**** DOCUMENT EXTRACT ****

Postgres → Iceberg → Doris: A Smooth Lakehouse Journey Powered by Olake

If you've been working with data lakes, you've probably felt the friction of keeping your analytics engine separate from your storage layer. With your data neatly sitting in Iceberg, the next challenge is querying it efficiently without moving it around.

That's a pretty fair reason to bring Doris in.

Building a modern data lakehouse shouldn't require stitching together a dozen tools or writing complex Spark jobs. In this guide, I'll show you how to create a complete, production-ready lakehouse architecture that:

• Captures real-time changes from PostgreSQL using CDC (Change Data Capture)
• Stores data in open Apache Iceberg format on object storage
• Queries data at lightning speed with Apache Doris
• All orchestrated seamlessly by OLake

By the end, you'll have a running system that syncs database changes in real-time and lets you query — without moving or duplicating data.

**** INFORMATION GIVEN ****

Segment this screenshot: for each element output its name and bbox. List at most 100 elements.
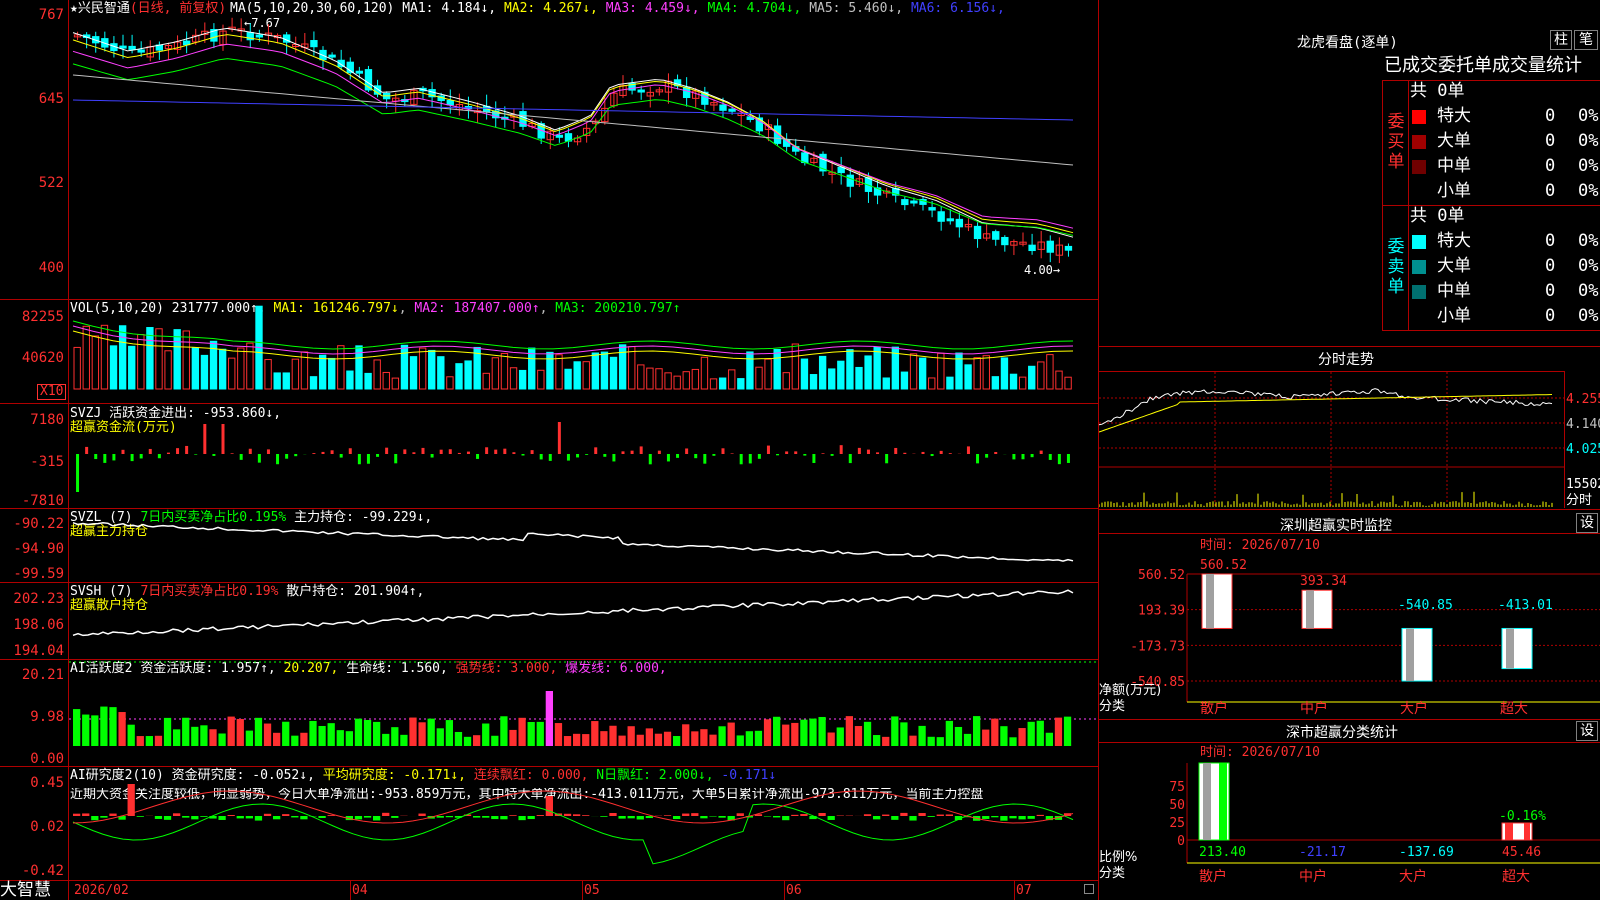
research-bar: [491, 816, 499, 820]
monitor-bar-shade: [1206, 574, 1214, 629]
activity-bar: [700, 729, 708, 746]
volume-bar: [309, 376, 318, 390]
volume-bar: [818, 355, 827, 390]
order-row-label: 小单: [1437, 306, 1471, 326]
activity-bar: [909, 735, 917, 746]
research-bar: [109, 813, 117, 816]
candlestick-chart[interactable]: [69, 0, 1098, 299]
volume-bar: [264, 359, 272, 390]
time-tick-mark: [582, 880, 583, 900]
flow-bar: [148, 448, 152, 454]
flow-bar: [930, 454, 934, 457]
monitor-bar-label: 393.34: [1300, 574, 1347, 589]
activity-bar: [554, 723, 563, 746]
volume-bar: [364, 372, 372, 390]
flow-bar: [330, 450, 334, 454]
monitor-bar-label: -540.85: [1398, 598, 1453, 613]
research-bar: [718, 816, 726, 818]
activity-bar: [318, 725, 326, 746]
volume-bar: [582, 361, 590, 390]
monitor-category: 超大: [1500, 701, 1528, 717]
activity-bar: [254, 717, 263, 746]
intraday-chart[interactable]: [1099, 372, 1564, 508]
activity-bar: [809, 718, 817, 746]
flow-bar: [248, 448, 252, 454]
time-tick-mark: [350, 880, 351, 900]
volume-bar: [246, 342, 254, 390]
volume-bar: [928, 377, 936, 390]
activity-bar: [1054, 717, 1063, 746]
flow-bar: [221, 424, 225, 454]
activity-bar: [863, 721, 872, 746]
tick-mode-button[interactable]: 笔: [1574, 30, 1598, 50]
intraday-vol-unit: 分时: [1566, 493, 1593, 508]
activity-bar: [409, 717, 417, 746]
activity-bar: [1009, 737, 1017, 746]
flow-bar: [421, 447, 425, 454]
activity-bar: [645, 728, 653, 746]
flow-bar: [948, 453, 952, 454]
volume-bar: [446, 376, 454, 390]
research-bar: [473, 816, 481, 818]
activity-bar: [745, 731, 753, 746]
volume-bar: [328, 357, 336, 390]
app-logo[interactable]: 大智慧: [0, 881, 51, 900]
activity-bar: [454, 731, 463, 746]
research-bar: [263, 813, 272, 816]
research-bar: [563, 813, 572, 816]
volume-bar: [218, 348, 227, 390]
order-row-n: 0: [1545, 106, 1556, 126]
intraday-avg-line: [1099, 394, 1553, 433]
order-size-swatch: [1412, 160, 1426, 174]
flow-bar: [94, 454, 98, 460]
activity-bar: [354, 718, 363, 746]
flow-bar: [566, 454, 570, 461]
order-row-n: 0: [1545, 256, 1556, 276]
stats-settings-button[interactable]: 设: [1576, 721, 1598, 741]
retail-holding-chart: [72, 589, 1074, 637]
activity-bar: [91, 715, 99, 746]
candle-body: [355, 70, 364, 74]
volume-bar: [828, 368, 836, 390]
candle-body: [255, 34, 264, 38]
candle-body: [1064, 245, 1073, 251]
activity-bar: [1027, 721, 1035, 746]
research-bar: [573, 814, 581, 816]
activity-bar: [936, 737, 944, 746]
flow-bar: [1066, 454, 1070, 463]
volume-bar: [600, 351, 609, 390]
bar-mode-button[interactable]: 柱: [1550, 30, 1572, 50]
candle-body: [846, 174, 854, 187]
research-bar: [791, 814, 799, 816]
order-row-p: 0%: [1578, 156, 1599, 176]
activity-bar: [600, 731, 608, 746]
research-bar: [709, 816, 717, 817]
moving-average-line: [72, 74, 1074, 166]
flow-bar: [776, 454, 780, 456]
research-bar: [582, 815, 590, 816]
monitor-settings-button[interactable]: 设: [1576, 513, 1598, 533]
volume-bar: [764, 358, 772, 390]
activity-bar: [609, 725, 617, 746]
flow-bar: [730, 453, 734, 454]
order-row-n: 0: [1545, 131, 1556, 151]
flow-bar: [357, 454, 361, 465]
lock-icon[interactable]: [1084, 884, 1094, 894]
order-size-swatch: [1412, 185, 1426, 199]
flow-bar: [612, 454, 616, 462]
price-tick: 400: [38, 260, 64, 276]
order-row-p: 0%: [1578, 306, 1599, 326]
flow-bar: [212, 454, 216, 456]
time-tick: 2026/02: [74, 883, 129, 898]
volume-bar: [509, 367, 518, 390]
candle-body: [946, 218, 954, 222]
research-bar: [182, 816, 190, 818]
order-row-label: 中单: [1437, 281, 1471, 301]
ai1-tick: 20.21: [21, 667, 64, 683]
volume-bar: [173, 329, 181, 390]
svsh-tick: 194.04: [13, 643, 64, 659]
activity-bar: [527, 722, 535, 746]
flow-bar: [548, 454, 552, 461]
candle-body: [1046, 240, 1054, 253]
sell-side-label: 委卖单: [1387, 237, 1405, 297]
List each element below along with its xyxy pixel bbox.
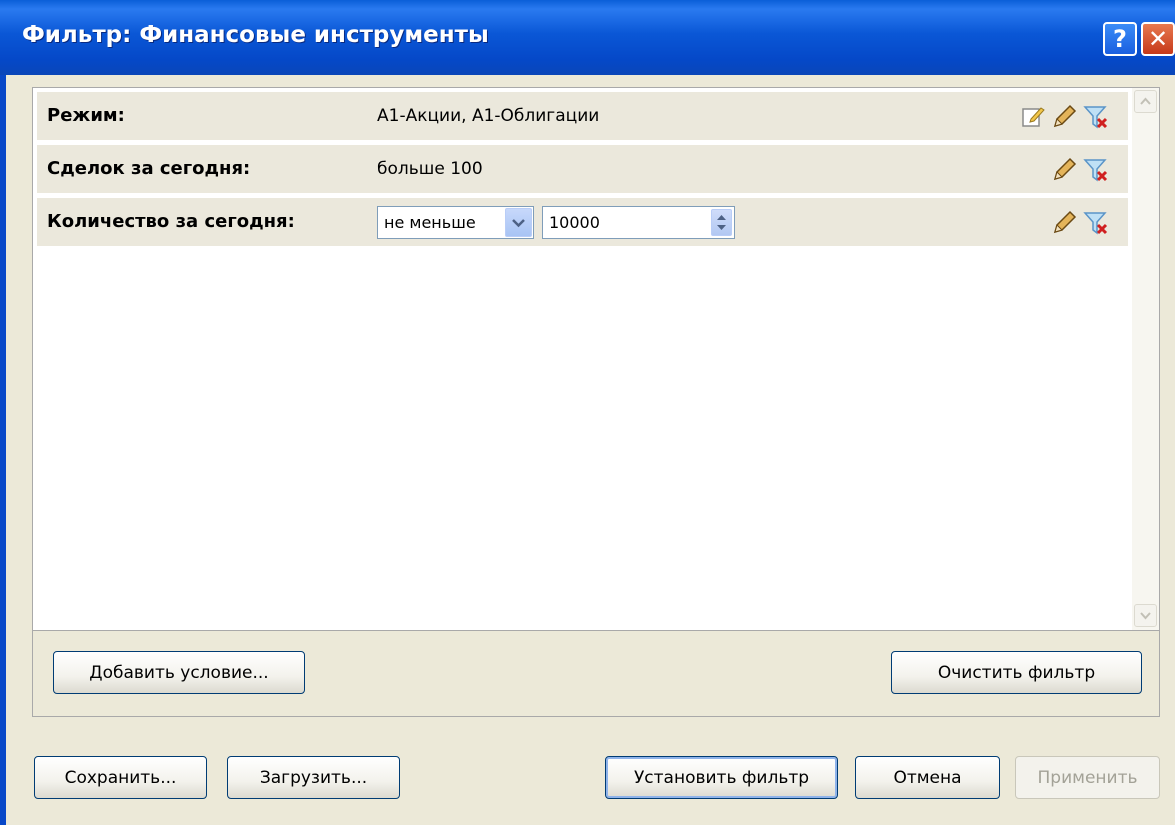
window-title: Фильтр: Финансовые инструменты — [22, 22, 489, 48]
panel-footer: Добавить условие... Очистить фильтр — [33, 630, 1159, 716]
chevron-down-icon — [1140, 612, 1151, 620]
pencil-icon[interactable] — [1051, 210, 1077, 236]
dropdown-button[interactable] — [505, 208, 532, 237]
cancel-button[interactable]: Отмена — [855, 756, 1000, 799]
remove-filter-icon[interactable] — [1083, 210, 1109, 236]
quantity-value: 10000 — [549, 213, 600, 232]
chevron-up-icon — [1140, 97, 1151, 105]
save-button[interactable]: Сохранить... — [34, 756, 207, 799]
help-button[interactable]: ? — [1103, 22, 1137, 56]
scroll-up-button[interactable] — [1134, 90, 1157, 113]
operator-select[interactable]: не меньше — [377, 206, 534, 239]
title-bar[interactable]: Фильтр: Финансовые инструменты ? ✕ — [0, 0, 1175, 75]
remove-filter-icon[interactable] — [1083, 157, 1109, 183]
operator-value: не меньше — [384, 213, 476, 232]
filter-dialog: Фильтр: Финансовые инструменты ? ✕ Режим… — [0, 0, 1175, 825]
remove-filter-icon[interactable] — [1083, 104, 1109, 130]
condition-row-quantity[interactable]: Количество за сегодня: не меньше 10000 — [37, 198, 1128, 246]
conditions-panel: Режим: А1-Акции, А1-Облигации Сделок за … — [32, 87, 1160, 717]
condition-row-mode[interactable]: Режим: А1-Акции, А1-Облигации — [37, 92, 1128, 140]
close-button[interactable]: ✕ — [1141, 22, 1175, 56]
pencil-icon[interactable] — [1051, 104, 1077, 130]
condition-label: Режим: — [47, 105, 125, 126]
vertical-scrollbar[interactable] — [1132, 88, 1159, 630]
add-condition-button[interactable]: Добавить условие... — [53, 651, 305, 694]
pencil-icon[interactable] — [1051, 157, 1077, 183]
clear-filter-button[interactable]: Очистить фильтр — [891, 651, 1142, 694]
chevron-down-icon — [512, 219, 525, 228]
load-button[interactable]: Загрузить... — [227, 756, 400, 799]
condition-value: больше 100 — [377, 159, 483, 179]
scroll-down-button[interactable] — [1134, 604, 1157, 627]
apply-button: Применить — [1015, 756, 1160, 799]
up-down-arrows-icon — [717, 215, 726, 230]
condition-row-trades[interactable]: Сделок за сегодня: больше 100 — [37, 145, 1128, 193]
spin-buttons[interactable] — [711, 209, 732, 236]
condition-value: А1-Акции, А1-Облигации — [377, 106, 600, 126]
set-filter-button[interactable]: Установить фильтр — [605, 756, 838, 799]
condition-label: Сделок за сегодня: — [47, 158, 251, 179]
condition-label: Количество за сегодня: — [47, 211, 295, 232]
window-border — [0, 75, 6, 825]
quantity-stepper[interactable]: 10000 — [542, 206, 735, 239]
edit-list-icon[interactable] — [1020, 104, 1046, 130]
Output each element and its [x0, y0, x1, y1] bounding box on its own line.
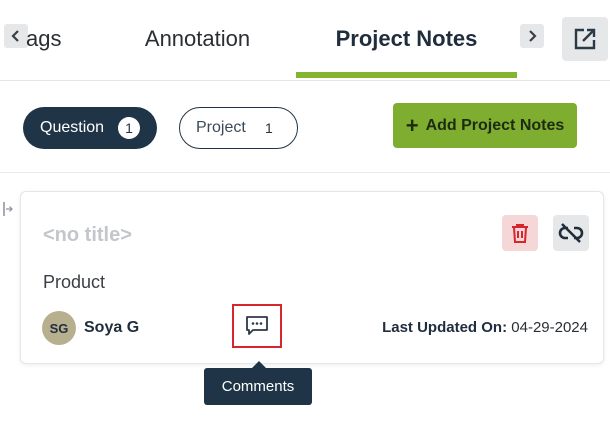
- avatar: SG: [42, 311, 76, 345]
- question-count-badge: 1: [118, 117, 140, 139]
- last-updated: Last Updated On: 04-29-2024: [382, 319, 588, 336]
- last-updated-label: Last Updated On:: [382, 319, 508, 336]
- project-note-card: <no title> Product SG Soya G Last Update…: [20, 191, 604, 364]
- note-title: <no title>: [43, 224, 132, 246]
- external-link-icon: [574, 28, 596, 50]
- project-filter-label: Project: [196, 119, 246, 136]
- tab-tags-label: ags: [26, 26, 62, 51]
- tab-annotation[interactable]: Annotation: [120, 0, 275, 78]
- comments-button[interactable]: [232, 304, 282, 348]
- tab-project-notes[interactable]: Project Notes: [296, 0, 517, 78]
- add-project-notes-button[interactable]: + Add Project Notes: [393, 103, 577, 148]
- note-body: Product: [43, 272, 106, 292]
- delete-note-button[interactable]: [502, 215, 538, 251]
- author-name: Soya G: [84, 319, 140, 336]
- trash-icon: [512, 224, 528, 243]
- question-filter-pill[interactable]: Question 1: [23, 107, 157, 149]
- project-count-badge: 1: [265, 120, 273, 136]
- unlink-note-button[interactable]: [553, 215, 589, 251]
- popout-button[interactable]: [562, 17, 608, 61]
- avatar-initials: SG: [49, 320, 69, 336]
- add-project-notes-label: Add Project Notes: [425, 116, 565, 134]
- scroll-tabs-right-button[interactable]: [520, 24, 544, 48]
- resize-handle-icon[interactable]: [3, 201, 13, 217]
- project-filter-pill[interactable]: Project 1: [179, 107, 298, 149]
- active-tab-indicator: [296, 72, 517, 78]
- comments-tooltip: Comments: [204, 361, 312, 405]
- chevron-left-icon: [11, 30, 19, 42]
- question-filter-label: Question: [40, 119, 105, 136]
- unlink-icon: [558, 223, 584, 243]
- tab-bar: ags Annotation Project Notes: [0, 0, 610, 81]
- scroll-tabs-left-button[interactable]: [4, 24, 28, 48]
- chevron-right-icon: [529, 30, 537, 42]
- tab-annotation-label: Annotation: [144, 26, 251, 51]
- last-updated-value: 04-29-2024: [511, 319, 588, 336]
- tab-project-notes-label: Project Notes: [335, 26, 478, 51]
- comment-icon: [246, 316, 268, 335]
- comments-tooltip-label: Comments: [221, 378, 295, 395]
- section-divider: [0, 172, 610, 173]
- tab-tags[interactable]: ags: [26, 0, 66, 78]
- plus-icon: +: [405, 112, 419, 138]
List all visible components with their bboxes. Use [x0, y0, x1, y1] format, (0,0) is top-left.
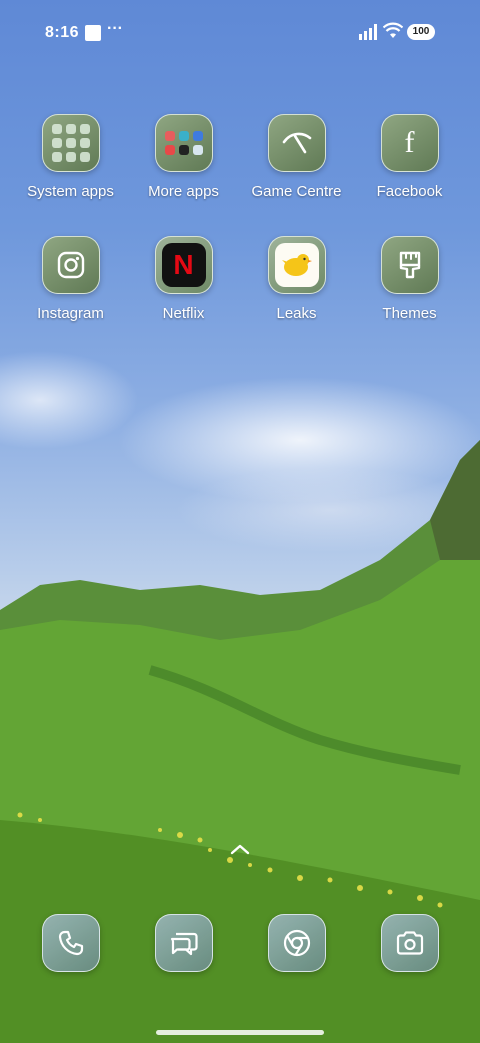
app-label: Themes — [382, 305, 437, 322]
app-label: Facebook — [376, 183, 443, 200]
app-label: System apps — [27, 183, 114, 200]
dock-phone[interactable] — [42, 914, 100, 972]
game-centre-icon — [267, 114, 326, 172]
instagram-icon — [41, 236, 100, 294]
app-label: More apps — [148, 183, 219, 200]
facebook-letter: f — [404, 126, 415, 159]
home-gesture-bar[interactable] — [156, 1030, 324, 1035]
app-netflix[interactable]: N Netflix — [127, 236, 240, 322]
netflix-letter: N — [173, 249, 194, 280]
app-drawer-chevron-icon[interactable] — [229, 842, 251, 856]
status-bar: 8:16 ··· 100 — [0, 0, 480, 64]
netflix-icon: N — [154, 236, 213, 294]
more-notifications-indicator: ··· — [107, 20, 123, 37]
dock-browser[interactable] — [268, 914, 326, 972]
app-label: Netflix — [162, 305, 205, 322]
app-themes[interactable]: Themes — [353, 236, 466, 322]
app-game-centre[interactable]: Game Centre — [240, 114, 353, 200]
app-label: Leaks — [276, 305, 317, 322]
app-more-apps-folder[interactable]: More apps — [127, 114, 240, 200]
paintbrush-icon — [380, 236, 439, 294]
folder-icon — [41, 114, 100, 172]
phone-icon — [42, 914, 100, 972]
leaks-bird-icon — [267, 236, 326, 294]
app-label: Instagram — [37, 305, 104, 322]
chrome-icon — [268, 914, 326, 972]
notification-icon — [85, 25, 101, 41]
camera-icon — [381, 914, 439, 972]
app-system-apps-folder[interactable]: System apps — [14, 114, 127, 200]
status-time: 8:16 — [45, 24, 80, 41]
messages-icon — [155, 914, 213, 972]
app-leaks[interactable]: Leaks — [240, 236, 353, 322]
app-label: Game Centre — [251, 183, 342, 200]
battery-icon: 100 — [407, 24, 435, 40]
app-instagram[interactable]: Instagram — [14, 236, 127, 322]
signal-icon — [359, 24, 377, 40]
app-facebook[interactable]: f Facebook — [353, 114, 466, 200]
folder-icon — [154, 114, 213, 172]
dock-camera[interactable] — [381, 914, 439, 972]
dock-messages[interactable] — [155, 914, 213, 972]
wifi-icon — [383, 22, 403, 38]
facebook-icon: f — [380, 114, 439, 172]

****

Write out the lakehouse guide starting with "If you've been" and going on through "or duplicating data.", substituting "StarRocks" for each "Doris". The data above has no connection to the lakehouse guide.

- FINAL ANSWER
If you've been working with data lakes, you've probably felt the friction of keeping your analytics engine separate from your storage layer. With your data neatly sitting in Iceberg, the next challenge is querying it efficiently without moving it around.

That's a pretty fair reason to bring StarRocks in.

Building a modern data lakehouse shouldn't require stitching together a dozen tools or writing complex Spark jobs. In this guide, I'll show you how to create a complete, production-ready lakehouse architecture that:

• Captures real-time changes from PostgreSQL using CDC (Change Data Capture)
• Stores data in open Apache Iceberg format on object storage
• Queries data at lightning speed with Apache StarRocks
• All orchestrated seamlessly by OLake

By the end, you'll have a running system that syncs database changes in real-time and lets you query — without moving or duplicating data.